------ Records

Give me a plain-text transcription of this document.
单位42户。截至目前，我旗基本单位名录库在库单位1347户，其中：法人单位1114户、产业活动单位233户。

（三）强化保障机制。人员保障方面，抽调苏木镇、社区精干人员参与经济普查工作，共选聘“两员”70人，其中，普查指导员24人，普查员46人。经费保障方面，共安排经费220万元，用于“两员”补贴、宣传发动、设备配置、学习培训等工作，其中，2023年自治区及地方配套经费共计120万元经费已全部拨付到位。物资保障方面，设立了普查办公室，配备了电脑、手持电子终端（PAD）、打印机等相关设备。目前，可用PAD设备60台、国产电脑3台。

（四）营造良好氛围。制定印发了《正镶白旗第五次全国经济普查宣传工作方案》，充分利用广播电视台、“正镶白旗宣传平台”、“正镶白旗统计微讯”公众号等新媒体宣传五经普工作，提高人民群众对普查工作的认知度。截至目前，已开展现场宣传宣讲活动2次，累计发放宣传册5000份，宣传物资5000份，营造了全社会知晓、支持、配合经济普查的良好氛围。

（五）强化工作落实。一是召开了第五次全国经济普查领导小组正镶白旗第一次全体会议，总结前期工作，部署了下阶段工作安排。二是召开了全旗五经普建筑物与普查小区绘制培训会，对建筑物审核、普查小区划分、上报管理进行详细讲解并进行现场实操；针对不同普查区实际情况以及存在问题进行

------------

◆ Problem to solve ◆
Look through the data above. Each line containing the word "截至目前" needs to be copied.

◆ Finished answer ◆
单位42户。截至目前，我旗基本单位名录库在库单位1347户，其中：法人单位1114户、产业活动单位233户。
（四）营造良好氛围。制定印发了《正镶白旗第五次全国经济普查宣传工作方案》，充分利用广播电视台、“正镶白旗宣传平台”、“正镶白旗统计微讯”公众号等新媒体宣传五经普工作，提高人民群众对普查工作的认知度。截至目前，已开展现场宣传宣讲活动2次，累计发放宣传册5000份，宣传物资5000份，营造了全社会知晓、支持、配合经济普查的良好氛围。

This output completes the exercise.